*Document segment*:
....

Senate debates

Wednesday, 19 June 2013

Bills

Constitution Alteration (Local Government) 2013; Second Reading

5:16 pm

Photo of David BushbyDavid Bushby (Tasmania, Liberal Party) Share this | Hansard source

I rise to speak to the Constitution Alteration (Local Government) 2013 bill. Local government, councils, shires and municipalities right across Australia are an extremely important part of our national governance framework. Despite the fact that there are clear examples of major problems with councils being run by bad or just incompetent people, on the whole local government has delivered good grassroots local solutions to local problems and will continue to do so regardless of the outcome of this bill or the consequent referendum.

Like all of levels of government, sometimes the solutions can be worse than the problems, and my role as deputy chair of the Coalition Deregulation Taskforce has certainly seen plenty examples of that thrown up at the local government level. But tackling red and green tape is to the most extent a separate issue to that we are looking at in this place today. So let me make it clear: I am a supporter of local government and the good work done by its elected representatives and employees right across the country, but particularly in regional and rural Australia. It is important that local decisions are made by local bodies that understand the issues from a local perspective. However, it is for that very reason that I am opposed to the change to Australia's Constitution that this bill proposes to put to the people.

Despite my opposition to that change, I would not necessarily, in principle, be opposed to the passing of this bill if the consequent question had been treated appropriately to ensure the likelihood that the Australian people were as best prepared as possible to make a fully informed decision. But this clearly will not be the case. As deputy chair of the Joint Select Committee on Constitutional Recognition of Local Government, I enjoyed the opportunity to hear from constitutional experts, bureaucrats, local governments and other interested parties throughout the inquiry process, which ended earlier this year. What was patently obvious to me from that inquiry was that the government has seriously mishandled the process leading up to the announcement of this referendum. Putting aside the subject matter of this proposed referendum for a minute, it is my view that no proposed change to our constitution should be put to the people unless all practical and reasonable steps have been taken to ensure that the Australian people are best equipped to make its decision on that question on a fully informed basis.

Our constitution is a core pillar, providing support for the robust and stable democracy that is Australia, which is now one of the oldest democracies in the world. Stability of government, combined with strong adherence to the rule of law, is a rare thing, and the fact that we as a nation have achieved that for so long, at least in large measure, is because our constitution works. Although I recognise change may from time to time be desirable or even necessary, I firmly believe we should not promote change to our constitution lightly and certainly not on an uninformed basis. I suspect Australians inherently agree, and this is why referenda questions have so often failed to get up. The evidence also suggests that where people do not have the benefit of a full understanding of the question, their tendency is to vote no, and this possibly also reflects the inherent understanding of Australians that the document does work for Australia and they are not going to agree to change it unless they are absolutely convinced that there is very good reason.

....

(Entries taken from a collection)
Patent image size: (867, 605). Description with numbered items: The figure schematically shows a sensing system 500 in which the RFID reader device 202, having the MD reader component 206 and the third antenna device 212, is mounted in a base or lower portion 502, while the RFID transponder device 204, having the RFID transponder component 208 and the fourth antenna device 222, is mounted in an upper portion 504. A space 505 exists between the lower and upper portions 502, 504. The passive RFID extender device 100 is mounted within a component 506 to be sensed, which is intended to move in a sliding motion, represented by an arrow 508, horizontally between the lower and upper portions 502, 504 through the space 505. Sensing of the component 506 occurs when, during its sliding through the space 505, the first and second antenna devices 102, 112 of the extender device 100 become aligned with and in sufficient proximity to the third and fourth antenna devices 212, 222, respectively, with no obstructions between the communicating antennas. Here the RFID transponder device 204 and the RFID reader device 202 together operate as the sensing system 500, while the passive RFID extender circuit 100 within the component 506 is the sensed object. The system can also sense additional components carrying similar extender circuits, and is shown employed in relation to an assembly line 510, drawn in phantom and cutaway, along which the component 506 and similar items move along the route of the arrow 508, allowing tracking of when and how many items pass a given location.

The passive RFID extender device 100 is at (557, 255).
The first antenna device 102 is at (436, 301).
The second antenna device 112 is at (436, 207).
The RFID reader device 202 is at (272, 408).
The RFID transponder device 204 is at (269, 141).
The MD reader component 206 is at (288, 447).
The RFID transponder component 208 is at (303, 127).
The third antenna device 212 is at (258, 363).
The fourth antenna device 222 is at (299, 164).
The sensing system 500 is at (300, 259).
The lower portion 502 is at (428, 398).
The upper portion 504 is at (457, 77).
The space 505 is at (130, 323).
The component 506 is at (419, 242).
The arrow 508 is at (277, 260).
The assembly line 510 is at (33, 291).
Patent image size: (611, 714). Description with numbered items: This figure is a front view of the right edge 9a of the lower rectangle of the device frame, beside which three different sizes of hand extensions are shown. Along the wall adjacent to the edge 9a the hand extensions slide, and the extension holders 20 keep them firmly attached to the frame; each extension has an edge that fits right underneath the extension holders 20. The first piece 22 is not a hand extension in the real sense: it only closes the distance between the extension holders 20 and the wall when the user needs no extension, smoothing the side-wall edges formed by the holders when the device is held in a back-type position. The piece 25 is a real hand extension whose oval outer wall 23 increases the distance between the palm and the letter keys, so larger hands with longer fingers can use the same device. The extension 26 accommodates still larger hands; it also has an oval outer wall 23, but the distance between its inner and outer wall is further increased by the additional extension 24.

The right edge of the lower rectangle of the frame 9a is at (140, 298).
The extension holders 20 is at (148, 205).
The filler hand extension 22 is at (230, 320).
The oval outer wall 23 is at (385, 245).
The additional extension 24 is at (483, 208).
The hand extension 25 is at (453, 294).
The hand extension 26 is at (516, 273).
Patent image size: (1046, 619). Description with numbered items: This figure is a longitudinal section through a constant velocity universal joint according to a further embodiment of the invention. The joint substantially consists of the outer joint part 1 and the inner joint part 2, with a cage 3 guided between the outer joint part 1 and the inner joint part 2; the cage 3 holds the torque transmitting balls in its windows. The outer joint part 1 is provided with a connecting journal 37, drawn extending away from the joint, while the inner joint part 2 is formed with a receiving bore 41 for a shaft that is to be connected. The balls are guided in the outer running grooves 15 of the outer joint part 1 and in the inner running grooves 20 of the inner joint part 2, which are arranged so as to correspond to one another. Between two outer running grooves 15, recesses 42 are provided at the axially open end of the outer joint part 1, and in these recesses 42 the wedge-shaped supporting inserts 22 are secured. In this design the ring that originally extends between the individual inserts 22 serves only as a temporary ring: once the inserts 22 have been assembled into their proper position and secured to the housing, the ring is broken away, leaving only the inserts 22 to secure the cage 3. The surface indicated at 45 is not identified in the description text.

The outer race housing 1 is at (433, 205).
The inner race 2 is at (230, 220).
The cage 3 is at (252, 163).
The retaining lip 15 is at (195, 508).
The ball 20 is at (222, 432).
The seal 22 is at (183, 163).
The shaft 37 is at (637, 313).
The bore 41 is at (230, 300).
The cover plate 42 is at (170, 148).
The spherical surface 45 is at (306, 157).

....

*To be done*:
a) From the Senate speech on the local government referendum bill above, extract word for word the passage that opens with the words containing "I rise to speak" and closes with "the consequent referendum.".
b) Continue the Senate speech on the local government referendum bill, starting after its last sentence.

*Answers to the problems*:
a)
I rise to speak to the Constitution Alteration (Local Government) 2013 bill. Local government, councils, shires and municipalities right across Australia are an extremely important part of our national governance framework. Despite the fact that there are clear examples of major problems with councils being run by bad or just incompetent people, on the whole local government has delivered good grassroots local solutions to local problems and will continue to do so regardless of the outcome of this bill or the consequent referendum.

b)
The question of some form of recognition of local government in our constitution has been in the public discourse for decades. Indeed, the question has been put in referenda in 1974 and 1989—both times failing. However, in recent times two factors have driven the renewal of this debate and have ultimately led to this bill being before this place today. The first is the impact of the Pape and Williams High Court cases, the decisions in which cast serious doubt over the constitutionality of some forms of direct funding of local government programs by the Commonwealth. The issues raised by these cases are real and not disputed by any mainstream constitutional experts, including those who do not support this proposed change. However, as I will touch on later, their impact does not, in my view, pose any threat to ongoing funding of local government programs by the Commonwealth, as constitutionally valid methods of doing so continue to exist.

The second driver is the deal done by the Independents and the Greens with the government in order to obtain confidence on the floor of the other place following the last election, which included the government agreeing to put the question we are looking at today to the people during the term of this parliament. As mentioned, I have a view of the advisability of agreeing to that question and will be voting accordingly, if required to, on referendum day. As such, that view also informs my decision that this bill should not be passed. But, as I firmly believe in democracy, I would be far less stridently opposed to the passage of this bill and the posing of the question if, indeed, the process leading up to today had been properly handled. As it has not, I have far less confidence that the Australian people will have the necessary exposure to and understanding of the arguments for and against to make a fully informed decision. My lack of confidence is only enhanced by the fact that the government has taken the unprecedented step of grossly, disproportionately funding the yes case compared to the tiny amount made available for the no campaign. Precedent, indeed the law as it stood, required equal public funding on issues of constitutional change, reflecting the very serious nature of asking people to consider changing the document at the foundation of our democracy.

It is bad enough that the government has decided to fund it disproportionately, but it is a real snub to the Senate that it has chosen to set that proportionality only on the basis of the vote on the floor of the other place. The other place and this place are treated equally in terms of constitutional change. Deciding to ignore the result of the coming vote in this place when setting the proportions exposes the contempt Labor has for the Senate and the vital role it plays in our democracy.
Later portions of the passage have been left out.